INSTRUCTIONS TO FOLLOW -> Each line that holds the word "right" counts once. Give the total number of such lines and nothing else.

RECORDS SHOWN ->
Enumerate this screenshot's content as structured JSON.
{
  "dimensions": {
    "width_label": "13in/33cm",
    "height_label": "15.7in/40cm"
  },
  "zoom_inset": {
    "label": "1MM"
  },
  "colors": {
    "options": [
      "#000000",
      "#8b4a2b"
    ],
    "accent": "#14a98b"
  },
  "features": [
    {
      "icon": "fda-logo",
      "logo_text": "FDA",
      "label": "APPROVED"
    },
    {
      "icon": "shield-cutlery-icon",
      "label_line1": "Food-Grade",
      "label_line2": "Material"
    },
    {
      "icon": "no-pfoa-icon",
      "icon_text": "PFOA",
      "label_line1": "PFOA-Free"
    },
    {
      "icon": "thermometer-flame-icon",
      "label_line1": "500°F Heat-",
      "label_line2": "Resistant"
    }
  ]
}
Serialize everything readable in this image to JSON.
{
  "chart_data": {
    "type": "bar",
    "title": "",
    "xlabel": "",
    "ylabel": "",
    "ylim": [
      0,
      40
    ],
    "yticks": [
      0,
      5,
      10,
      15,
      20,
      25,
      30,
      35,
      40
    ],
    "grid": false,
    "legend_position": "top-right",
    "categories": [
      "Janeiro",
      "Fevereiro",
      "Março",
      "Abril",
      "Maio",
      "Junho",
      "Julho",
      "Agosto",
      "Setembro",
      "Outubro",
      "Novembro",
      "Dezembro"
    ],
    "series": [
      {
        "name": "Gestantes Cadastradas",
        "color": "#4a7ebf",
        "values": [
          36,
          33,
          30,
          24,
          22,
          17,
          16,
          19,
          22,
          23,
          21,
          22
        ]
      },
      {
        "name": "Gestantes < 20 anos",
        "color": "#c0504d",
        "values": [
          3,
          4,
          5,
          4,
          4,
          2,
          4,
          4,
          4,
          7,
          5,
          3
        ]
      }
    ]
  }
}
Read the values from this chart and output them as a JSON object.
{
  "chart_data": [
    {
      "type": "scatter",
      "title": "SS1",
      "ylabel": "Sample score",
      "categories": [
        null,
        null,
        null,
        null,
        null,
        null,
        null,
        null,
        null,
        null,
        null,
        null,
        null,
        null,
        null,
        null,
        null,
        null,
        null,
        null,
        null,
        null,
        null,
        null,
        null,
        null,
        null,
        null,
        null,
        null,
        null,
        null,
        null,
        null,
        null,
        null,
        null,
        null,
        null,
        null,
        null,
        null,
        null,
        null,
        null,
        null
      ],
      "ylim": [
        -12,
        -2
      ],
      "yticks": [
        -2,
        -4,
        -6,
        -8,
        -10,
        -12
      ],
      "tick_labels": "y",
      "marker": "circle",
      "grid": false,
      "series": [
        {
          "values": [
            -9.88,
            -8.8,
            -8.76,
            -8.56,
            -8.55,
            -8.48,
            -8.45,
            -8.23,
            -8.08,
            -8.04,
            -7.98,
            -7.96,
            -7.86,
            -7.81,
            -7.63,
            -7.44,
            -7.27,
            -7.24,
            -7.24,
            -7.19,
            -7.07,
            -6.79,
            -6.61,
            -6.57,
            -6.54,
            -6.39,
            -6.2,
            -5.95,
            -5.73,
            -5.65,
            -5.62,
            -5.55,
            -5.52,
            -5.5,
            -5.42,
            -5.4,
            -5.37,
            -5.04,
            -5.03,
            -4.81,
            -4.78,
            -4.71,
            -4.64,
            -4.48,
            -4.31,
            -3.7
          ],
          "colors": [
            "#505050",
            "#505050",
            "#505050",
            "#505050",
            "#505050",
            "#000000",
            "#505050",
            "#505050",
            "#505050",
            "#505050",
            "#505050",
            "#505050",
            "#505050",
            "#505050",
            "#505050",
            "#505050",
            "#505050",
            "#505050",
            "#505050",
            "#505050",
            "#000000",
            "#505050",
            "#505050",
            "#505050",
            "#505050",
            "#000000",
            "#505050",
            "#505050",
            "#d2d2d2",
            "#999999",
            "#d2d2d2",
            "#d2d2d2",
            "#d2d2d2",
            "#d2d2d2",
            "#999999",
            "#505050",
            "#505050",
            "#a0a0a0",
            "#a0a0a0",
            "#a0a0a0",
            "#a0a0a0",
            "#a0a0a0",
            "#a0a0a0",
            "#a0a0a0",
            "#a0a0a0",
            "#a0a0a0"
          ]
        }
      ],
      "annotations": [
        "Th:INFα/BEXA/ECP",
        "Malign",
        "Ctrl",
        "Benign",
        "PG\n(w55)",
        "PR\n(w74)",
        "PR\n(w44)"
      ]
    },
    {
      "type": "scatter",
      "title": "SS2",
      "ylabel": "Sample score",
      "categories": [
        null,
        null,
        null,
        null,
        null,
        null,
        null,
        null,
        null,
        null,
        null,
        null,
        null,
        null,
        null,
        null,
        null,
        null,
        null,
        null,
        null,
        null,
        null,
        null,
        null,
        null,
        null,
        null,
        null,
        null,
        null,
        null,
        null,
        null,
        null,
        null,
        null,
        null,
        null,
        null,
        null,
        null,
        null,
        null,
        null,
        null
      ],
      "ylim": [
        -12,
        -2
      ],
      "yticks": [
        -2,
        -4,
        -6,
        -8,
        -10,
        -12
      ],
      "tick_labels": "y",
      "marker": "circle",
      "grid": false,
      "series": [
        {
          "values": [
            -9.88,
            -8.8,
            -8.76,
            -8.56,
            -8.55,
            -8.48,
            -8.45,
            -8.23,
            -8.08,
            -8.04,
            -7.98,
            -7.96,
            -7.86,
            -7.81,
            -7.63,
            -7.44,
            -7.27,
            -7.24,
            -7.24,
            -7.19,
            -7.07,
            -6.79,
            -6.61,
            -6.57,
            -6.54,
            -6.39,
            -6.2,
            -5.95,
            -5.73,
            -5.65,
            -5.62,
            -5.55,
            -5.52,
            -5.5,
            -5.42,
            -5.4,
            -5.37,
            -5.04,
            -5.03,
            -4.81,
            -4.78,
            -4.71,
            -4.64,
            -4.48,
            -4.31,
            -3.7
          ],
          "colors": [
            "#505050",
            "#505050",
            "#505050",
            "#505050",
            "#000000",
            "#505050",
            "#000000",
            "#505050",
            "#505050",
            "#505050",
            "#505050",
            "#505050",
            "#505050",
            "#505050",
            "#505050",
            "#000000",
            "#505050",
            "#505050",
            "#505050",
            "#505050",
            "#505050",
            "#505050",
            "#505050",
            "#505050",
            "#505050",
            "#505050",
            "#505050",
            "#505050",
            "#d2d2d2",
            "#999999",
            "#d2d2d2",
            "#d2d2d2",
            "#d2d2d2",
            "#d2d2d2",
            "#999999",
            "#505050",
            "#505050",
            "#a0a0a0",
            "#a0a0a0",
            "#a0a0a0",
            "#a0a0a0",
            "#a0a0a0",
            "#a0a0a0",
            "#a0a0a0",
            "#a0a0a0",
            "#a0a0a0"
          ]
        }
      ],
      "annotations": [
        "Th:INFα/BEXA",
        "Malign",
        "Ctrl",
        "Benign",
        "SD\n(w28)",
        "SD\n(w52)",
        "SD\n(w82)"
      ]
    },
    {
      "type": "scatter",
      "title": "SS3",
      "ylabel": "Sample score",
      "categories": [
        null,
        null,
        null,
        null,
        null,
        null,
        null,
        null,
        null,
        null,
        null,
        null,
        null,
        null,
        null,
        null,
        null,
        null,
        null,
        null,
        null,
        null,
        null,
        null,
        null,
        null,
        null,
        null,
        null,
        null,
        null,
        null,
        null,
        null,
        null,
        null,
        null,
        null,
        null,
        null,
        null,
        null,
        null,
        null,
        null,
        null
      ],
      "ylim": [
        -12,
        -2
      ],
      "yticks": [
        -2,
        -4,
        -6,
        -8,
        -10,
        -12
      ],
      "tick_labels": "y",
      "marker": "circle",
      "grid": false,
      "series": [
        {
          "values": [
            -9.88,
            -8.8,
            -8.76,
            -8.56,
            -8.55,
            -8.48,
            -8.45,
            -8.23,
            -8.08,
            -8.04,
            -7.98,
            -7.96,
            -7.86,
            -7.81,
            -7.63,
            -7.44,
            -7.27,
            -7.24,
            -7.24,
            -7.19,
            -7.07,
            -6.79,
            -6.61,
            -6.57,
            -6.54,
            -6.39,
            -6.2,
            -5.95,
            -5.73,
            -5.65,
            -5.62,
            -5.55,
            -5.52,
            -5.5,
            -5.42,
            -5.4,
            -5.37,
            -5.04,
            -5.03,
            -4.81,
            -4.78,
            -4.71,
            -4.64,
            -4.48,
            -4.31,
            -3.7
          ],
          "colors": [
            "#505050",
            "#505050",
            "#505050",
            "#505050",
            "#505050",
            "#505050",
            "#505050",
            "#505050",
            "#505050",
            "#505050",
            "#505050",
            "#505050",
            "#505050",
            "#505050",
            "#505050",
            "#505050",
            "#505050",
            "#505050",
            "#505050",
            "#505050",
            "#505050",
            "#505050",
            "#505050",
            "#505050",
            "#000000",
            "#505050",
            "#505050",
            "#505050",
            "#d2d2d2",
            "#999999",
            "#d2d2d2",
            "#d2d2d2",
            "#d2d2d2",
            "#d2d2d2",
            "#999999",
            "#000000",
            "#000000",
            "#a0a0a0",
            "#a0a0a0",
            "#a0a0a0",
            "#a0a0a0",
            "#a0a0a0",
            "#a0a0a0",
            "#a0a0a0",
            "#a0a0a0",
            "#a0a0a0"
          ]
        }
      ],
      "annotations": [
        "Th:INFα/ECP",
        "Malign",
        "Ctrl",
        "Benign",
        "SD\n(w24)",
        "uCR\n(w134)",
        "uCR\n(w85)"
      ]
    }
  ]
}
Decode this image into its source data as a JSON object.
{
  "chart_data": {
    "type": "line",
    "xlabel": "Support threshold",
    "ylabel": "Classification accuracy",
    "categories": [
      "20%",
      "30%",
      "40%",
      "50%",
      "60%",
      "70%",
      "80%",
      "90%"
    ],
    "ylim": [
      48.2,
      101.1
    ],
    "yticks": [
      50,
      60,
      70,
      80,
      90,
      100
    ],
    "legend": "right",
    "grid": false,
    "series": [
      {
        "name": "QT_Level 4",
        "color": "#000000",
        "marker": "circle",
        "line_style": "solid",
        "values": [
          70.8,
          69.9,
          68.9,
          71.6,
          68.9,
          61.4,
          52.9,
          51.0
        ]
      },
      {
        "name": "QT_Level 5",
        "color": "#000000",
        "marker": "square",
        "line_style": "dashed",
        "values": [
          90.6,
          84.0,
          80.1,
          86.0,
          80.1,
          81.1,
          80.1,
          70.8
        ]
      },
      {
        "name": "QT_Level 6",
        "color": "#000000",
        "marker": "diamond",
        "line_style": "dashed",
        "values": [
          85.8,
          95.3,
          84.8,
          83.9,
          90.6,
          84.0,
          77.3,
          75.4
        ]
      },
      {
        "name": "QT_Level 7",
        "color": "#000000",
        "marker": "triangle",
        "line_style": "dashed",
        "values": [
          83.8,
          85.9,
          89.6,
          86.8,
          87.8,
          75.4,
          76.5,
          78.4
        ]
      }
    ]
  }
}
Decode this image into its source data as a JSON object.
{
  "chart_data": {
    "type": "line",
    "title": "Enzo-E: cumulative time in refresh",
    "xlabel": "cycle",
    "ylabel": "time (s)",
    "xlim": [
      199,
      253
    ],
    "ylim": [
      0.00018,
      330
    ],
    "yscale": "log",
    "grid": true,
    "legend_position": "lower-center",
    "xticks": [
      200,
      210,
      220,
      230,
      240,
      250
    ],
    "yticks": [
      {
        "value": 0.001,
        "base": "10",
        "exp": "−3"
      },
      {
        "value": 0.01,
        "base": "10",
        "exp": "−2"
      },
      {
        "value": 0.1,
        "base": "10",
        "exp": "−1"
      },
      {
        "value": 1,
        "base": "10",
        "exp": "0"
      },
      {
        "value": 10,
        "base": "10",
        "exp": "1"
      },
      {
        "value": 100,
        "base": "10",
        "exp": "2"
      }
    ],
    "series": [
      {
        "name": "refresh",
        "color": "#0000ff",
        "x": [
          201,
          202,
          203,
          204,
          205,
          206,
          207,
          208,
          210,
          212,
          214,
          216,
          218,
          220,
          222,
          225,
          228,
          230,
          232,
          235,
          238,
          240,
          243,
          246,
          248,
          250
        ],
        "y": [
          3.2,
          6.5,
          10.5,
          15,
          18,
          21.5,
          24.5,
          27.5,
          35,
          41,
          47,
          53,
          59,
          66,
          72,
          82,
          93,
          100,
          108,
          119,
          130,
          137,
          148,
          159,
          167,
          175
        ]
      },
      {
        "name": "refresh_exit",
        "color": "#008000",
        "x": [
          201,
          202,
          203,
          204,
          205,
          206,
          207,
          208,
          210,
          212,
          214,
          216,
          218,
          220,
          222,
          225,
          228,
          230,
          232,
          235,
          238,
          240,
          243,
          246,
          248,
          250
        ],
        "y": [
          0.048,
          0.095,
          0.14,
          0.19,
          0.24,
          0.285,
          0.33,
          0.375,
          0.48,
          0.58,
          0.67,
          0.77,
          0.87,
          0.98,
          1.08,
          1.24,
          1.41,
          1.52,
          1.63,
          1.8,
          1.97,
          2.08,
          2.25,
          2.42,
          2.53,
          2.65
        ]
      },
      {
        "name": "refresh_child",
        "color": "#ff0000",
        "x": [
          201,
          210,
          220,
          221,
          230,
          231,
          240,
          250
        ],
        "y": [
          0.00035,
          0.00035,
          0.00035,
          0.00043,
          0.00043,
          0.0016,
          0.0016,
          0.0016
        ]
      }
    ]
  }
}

ANSWER FOR THE TASK -> 2